## EXERCISE GOAL
Transcribe the rows below character for character, beginning with the line that contains "watch-window: 监视 1" and ending with the line that contains "fold-toggle-icon[interactable]: −: [20, 54, 31, 65]", including both of those lines.

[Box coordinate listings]
• • •

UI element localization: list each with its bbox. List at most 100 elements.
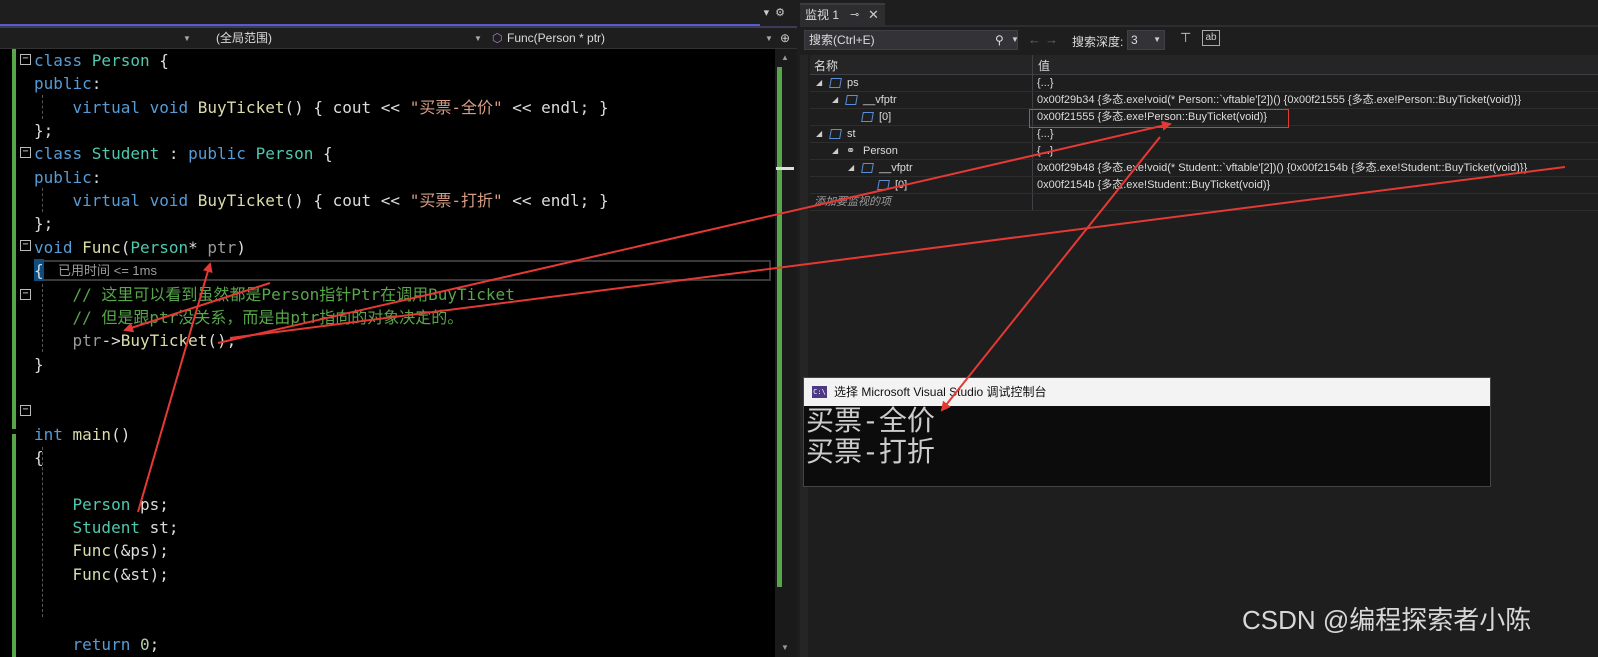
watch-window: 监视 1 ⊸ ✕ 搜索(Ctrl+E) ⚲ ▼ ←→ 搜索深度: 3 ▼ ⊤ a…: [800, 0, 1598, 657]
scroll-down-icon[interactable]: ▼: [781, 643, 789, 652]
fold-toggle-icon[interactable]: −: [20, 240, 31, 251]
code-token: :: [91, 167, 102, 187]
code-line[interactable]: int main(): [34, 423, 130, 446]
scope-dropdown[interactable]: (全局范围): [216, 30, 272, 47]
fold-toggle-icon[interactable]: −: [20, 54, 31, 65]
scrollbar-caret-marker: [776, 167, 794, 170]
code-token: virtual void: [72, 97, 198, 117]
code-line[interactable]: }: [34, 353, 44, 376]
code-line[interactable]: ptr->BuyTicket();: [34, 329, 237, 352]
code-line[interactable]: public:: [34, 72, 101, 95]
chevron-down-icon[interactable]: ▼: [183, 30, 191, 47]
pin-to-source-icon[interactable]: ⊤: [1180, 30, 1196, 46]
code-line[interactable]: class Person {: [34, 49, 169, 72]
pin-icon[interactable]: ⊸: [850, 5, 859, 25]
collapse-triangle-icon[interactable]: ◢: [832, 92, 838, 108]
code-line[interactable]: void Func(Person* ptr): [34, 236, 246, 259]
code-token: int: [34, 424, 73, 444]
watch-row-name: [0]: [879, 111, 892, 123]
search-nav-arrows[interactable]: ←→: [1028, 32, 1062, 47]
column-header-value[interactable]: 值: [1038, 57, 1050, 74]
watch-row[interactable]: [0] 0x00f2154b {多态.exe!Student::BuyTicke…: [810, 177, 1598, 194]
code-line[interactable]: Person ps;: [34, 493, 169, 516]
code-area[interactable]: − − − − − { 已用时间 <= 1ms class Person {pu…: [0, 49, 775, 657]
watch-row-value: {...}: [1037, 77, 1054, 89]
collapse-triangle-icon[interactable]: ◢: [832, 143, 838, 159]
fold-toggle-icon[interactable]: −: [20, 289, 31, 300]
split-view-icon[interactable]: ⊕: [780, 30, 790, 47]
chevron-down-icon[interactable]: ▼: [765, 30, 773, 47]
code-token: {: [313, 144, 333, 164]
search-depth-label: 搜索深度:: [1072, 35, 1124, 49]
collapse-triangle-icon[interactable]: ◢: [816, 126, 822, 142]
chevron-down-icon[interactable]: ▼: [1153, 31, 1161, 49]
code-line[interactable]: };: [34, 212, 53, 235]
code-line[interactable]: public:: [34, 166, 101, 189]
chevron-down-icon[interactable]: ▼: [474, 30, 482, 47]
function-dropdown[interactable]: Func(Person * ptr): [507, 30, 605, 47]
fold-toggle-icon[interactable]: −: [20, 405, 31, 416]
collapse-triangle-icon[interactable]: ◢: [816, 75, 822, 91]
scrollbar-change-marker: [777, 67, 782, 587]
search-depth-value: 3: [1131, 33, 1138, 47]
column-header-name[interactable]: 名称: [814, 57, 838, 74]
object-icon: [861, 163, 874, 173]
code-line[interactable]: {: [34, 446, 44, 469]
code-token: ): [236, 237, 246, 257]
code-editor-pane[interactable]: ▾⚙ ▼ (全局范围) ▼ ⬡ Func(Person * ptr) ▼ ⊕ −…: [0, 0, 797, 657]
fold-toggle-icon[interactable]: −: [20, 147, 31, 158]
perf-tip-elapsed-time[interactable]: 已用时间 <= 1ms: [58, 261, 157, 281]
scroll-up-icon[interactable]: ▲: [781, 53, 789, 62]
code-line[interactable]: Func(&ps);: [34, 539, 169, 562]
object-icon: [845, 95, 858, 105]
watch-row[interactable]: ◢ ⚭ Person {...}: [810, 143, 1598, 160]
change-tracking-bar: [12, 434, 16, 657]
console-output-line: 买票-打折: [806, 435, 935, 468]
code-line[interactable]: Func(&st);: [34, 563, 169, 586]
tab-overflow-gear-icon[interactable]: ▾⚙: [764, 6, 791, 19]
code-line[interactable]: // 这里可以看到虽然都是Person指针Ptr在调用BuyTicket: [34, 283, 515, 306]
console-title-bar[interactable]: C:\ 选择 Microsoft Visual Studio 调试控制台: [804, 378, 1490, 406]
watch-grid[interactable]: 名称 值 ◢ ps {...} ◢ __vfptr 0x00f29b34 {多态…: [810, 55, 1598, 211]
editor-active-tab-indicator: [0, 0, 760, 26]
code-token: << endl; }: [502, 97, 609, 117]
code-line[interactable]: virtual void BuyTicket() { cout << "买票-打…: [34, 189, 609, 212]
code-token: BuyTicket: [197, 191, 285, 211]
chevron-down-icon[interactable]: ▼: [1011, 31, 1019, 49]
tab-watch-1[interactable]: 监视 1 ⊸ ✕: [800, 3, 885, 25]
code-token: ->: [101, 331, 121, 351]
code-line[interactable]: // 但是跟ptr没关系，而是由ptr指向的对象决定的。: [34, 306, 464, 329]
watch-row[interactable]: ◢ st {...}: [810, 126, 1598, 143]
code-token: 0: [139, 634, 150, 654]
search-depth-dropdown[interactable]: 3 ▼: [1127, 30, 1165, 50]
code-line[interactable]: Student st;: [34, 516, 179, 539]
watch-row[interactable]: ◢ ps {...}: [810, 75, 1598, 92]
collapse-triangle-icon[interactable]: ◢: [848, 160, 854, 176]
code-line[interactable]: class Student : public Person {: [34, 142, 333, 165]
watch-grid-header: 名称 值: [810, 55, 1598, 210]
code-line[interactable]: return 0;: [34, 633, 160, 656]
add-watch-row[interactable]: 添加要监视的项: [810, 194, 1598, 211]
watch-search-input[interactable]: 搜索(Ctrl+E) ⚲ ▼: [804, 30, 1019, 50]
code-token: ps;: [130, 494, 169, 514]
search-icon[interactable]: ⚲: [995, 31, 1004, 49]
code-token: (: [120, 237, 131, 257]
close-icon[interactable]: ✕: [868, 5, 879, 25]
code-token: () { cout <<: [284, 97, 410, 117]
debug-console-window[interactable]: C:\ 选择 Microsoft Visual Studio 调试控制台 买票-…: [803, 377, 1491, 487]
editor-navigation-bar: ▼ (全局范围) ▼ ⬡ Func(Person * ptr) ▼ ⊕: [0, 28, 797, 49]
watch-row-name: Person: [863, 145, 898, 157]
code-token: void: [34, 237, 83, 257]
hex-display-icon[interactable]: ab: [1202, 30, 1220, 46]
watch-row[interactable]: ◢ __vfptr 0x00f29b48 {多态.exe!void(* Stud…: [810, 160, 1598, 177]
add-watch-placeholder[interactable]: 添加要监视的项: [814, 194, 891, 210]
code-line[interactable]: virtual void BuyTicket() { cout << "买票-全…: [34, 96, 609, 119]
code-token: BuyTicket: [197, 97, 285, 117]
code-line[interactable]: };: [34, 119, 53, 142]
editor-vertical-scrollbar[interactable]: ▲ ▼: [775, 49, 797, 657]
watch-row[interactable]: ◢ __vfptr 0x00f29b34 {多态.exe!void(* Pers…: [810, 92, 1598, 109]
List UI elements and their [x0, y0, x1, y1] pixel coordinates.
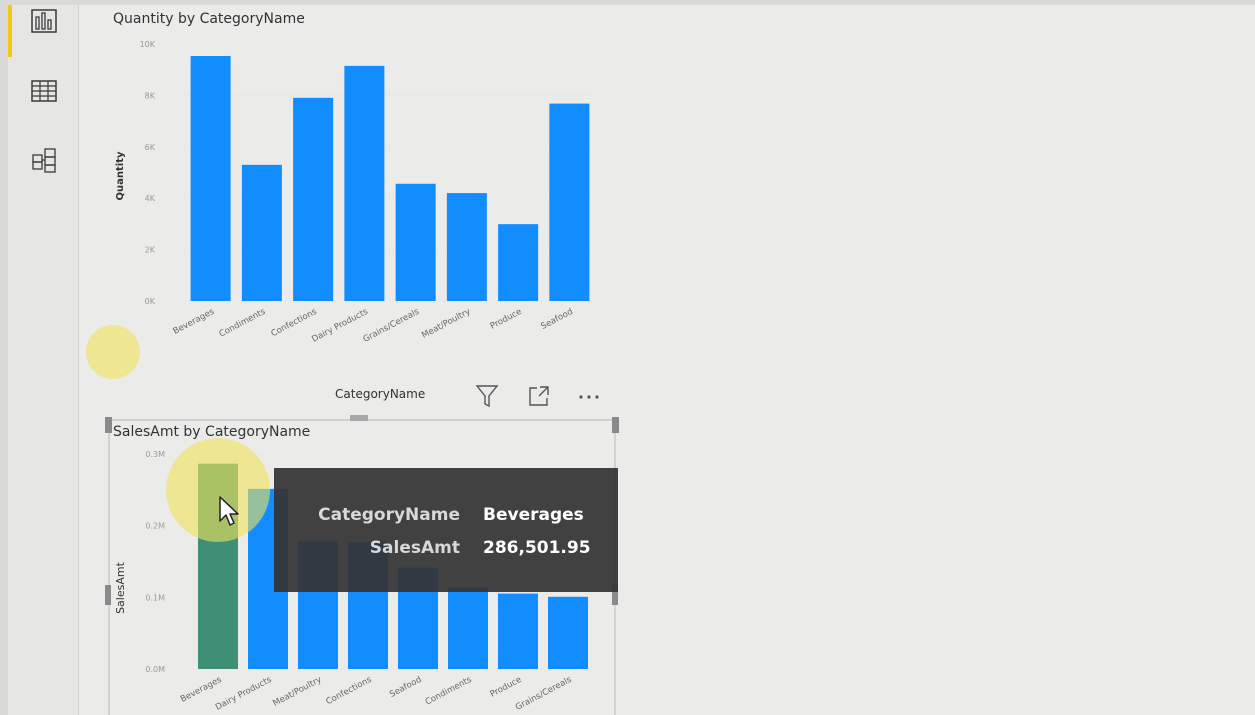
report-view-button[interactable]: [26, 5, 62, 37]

• • •

## REPLY TO THE TASK
watch-window: 监视 1 ⊸ ✕ 搜索(Ctrl+E) ⚲ ▼ ←→ 搜索深度: 3 ▼ ⊤ a…: [800, 0, 1598, 657]
scroll-down-icon[interactable]: ▼: [781, 643, 789, 652]
fold-toggle-icon[interactable]: −: [20, 240, 31, 251]
code-token: :: [91, 167, 102, 187]
code-line[interactable]: int main(): [34, 423, 130, 446]
scope-dropdown[interactable]: (全局范围): [216, 30, 272, 47]
fold-toggle-icon[interactable]: −: [20, 54, 31, 65]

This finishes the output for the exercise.